RECORDS SHOWN »
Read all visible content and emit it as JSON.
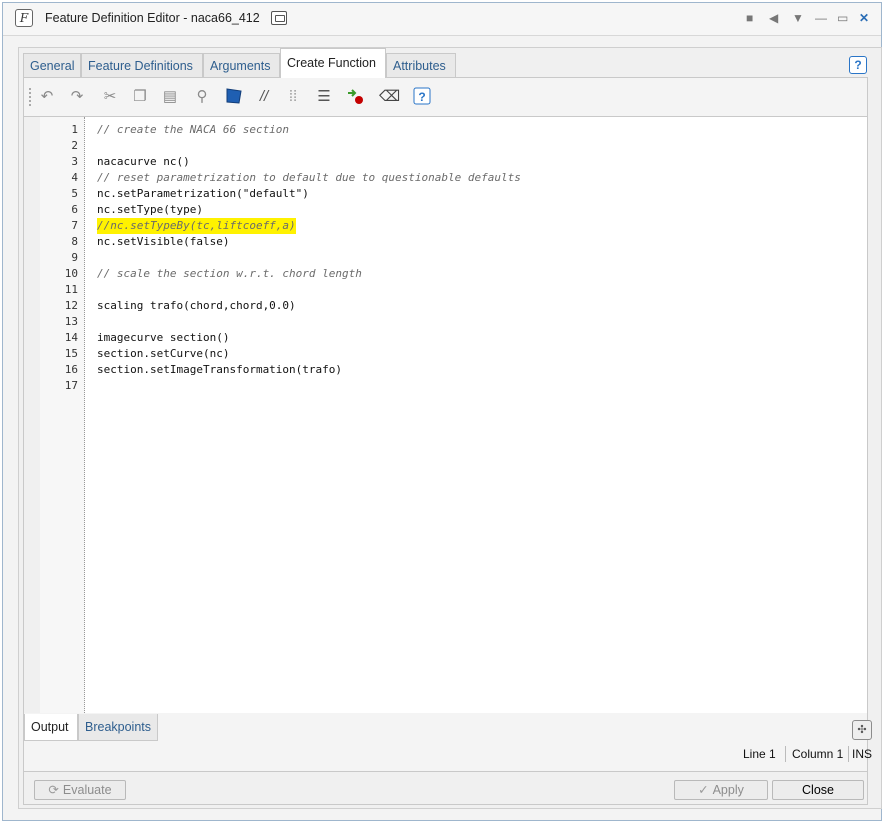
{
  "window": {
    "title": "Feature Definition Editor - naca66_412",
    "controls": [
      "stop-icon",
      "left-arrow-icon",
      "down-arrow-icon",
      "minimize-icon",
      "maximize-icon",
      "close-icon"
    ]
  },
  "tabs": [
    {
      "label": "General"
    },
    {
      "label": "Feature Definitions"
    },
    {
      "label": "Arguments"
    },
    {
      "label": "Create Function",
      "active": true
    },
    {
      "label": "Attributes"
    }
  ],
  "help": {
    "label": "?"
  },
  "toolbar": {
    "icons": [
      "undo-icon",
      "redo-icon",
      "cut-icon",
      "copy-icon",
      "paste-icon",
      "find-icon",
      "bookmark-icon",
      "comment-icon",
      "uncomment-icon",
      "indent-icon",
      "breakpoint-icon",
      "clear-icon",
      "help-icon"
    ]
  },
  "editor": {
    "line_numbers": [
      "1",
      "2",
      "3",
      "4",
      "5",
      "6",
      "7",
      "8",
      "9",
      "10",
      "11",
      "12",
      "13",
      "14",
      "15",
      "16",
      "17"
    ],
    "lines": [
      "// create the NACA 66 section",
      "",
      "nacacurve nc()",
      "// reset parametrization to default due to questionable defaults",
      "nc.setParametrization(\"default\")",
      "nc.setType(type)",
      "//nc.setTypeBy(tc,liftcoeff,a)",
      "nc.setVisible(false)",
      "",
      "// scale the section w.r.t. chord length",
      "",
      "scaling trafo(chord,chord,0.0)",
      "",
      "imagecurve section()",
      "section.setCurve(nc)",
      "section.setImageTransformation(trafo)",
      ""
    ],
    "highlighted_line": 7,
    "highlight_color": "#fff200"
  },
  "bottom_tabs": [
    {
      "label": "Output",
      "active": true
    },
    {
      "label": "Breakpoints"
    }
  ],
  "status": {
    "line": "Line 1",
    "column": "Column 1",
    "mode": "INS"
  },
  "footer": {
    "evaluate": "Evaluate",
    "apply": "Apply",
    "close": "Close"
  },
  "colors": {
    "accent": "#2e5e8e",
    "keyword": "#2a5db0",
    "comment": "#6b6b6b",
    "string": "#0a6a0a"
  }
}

* * *

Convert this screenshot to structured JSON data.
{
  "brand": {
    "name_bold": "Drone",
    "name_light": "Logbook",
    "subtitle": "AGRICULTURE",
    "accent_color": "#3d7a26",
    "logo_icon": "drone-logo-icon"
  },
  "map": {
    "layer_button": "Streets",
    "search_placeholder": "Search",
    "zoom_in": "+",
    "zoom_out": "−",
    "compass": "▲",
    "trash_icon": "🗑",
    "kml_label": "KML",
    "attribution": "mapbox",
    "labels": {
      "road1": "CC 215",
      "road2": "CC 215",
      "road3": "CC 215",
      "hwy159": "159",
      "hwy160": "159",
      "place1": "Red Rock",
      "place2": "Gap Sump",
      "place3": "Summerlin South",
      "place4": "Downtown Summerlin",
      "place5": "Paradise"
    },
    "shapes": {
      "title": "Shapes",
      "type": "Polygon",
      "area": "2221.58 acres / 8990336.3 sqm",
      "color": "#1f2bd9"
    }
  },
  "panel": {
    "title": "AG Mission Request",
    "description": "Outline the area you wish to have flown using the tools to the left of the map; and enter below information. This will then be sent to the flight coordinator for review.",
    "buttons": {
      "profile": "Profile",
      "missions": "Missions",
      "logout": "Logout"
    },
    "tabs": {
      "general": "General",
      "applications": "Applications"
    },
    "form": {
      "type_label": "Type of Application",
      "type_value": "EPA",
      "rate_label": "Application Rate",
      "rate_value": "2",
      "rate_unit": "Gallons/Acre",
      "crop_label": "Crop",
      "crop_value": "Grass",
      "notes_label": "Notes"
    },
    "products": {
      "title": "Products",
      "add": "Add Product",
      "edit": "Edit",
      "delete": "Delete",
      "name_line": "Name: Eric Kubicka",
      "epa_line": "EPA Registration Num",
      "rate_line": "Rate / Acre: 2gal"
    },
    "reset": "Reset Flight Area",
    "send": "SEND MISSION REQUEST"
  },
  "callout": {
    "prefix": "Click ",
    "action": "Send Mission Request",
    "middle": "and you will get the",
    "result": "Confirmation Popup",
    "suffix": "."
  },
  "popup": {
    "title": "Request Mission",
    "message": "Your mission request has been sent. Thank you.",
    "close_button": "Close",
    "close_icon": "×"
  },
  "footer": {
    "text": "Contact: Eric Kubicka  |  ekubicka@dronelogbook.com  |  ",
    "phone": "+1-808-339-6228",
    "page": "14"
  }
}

WHAT THE TASK REQUIRES » Copy out each line in the listing that has the word "reset".

CORRECT RESPONSE »
      "// reset parametrization to default due to questionable defaults",
    "reset": "Reset Flight Area",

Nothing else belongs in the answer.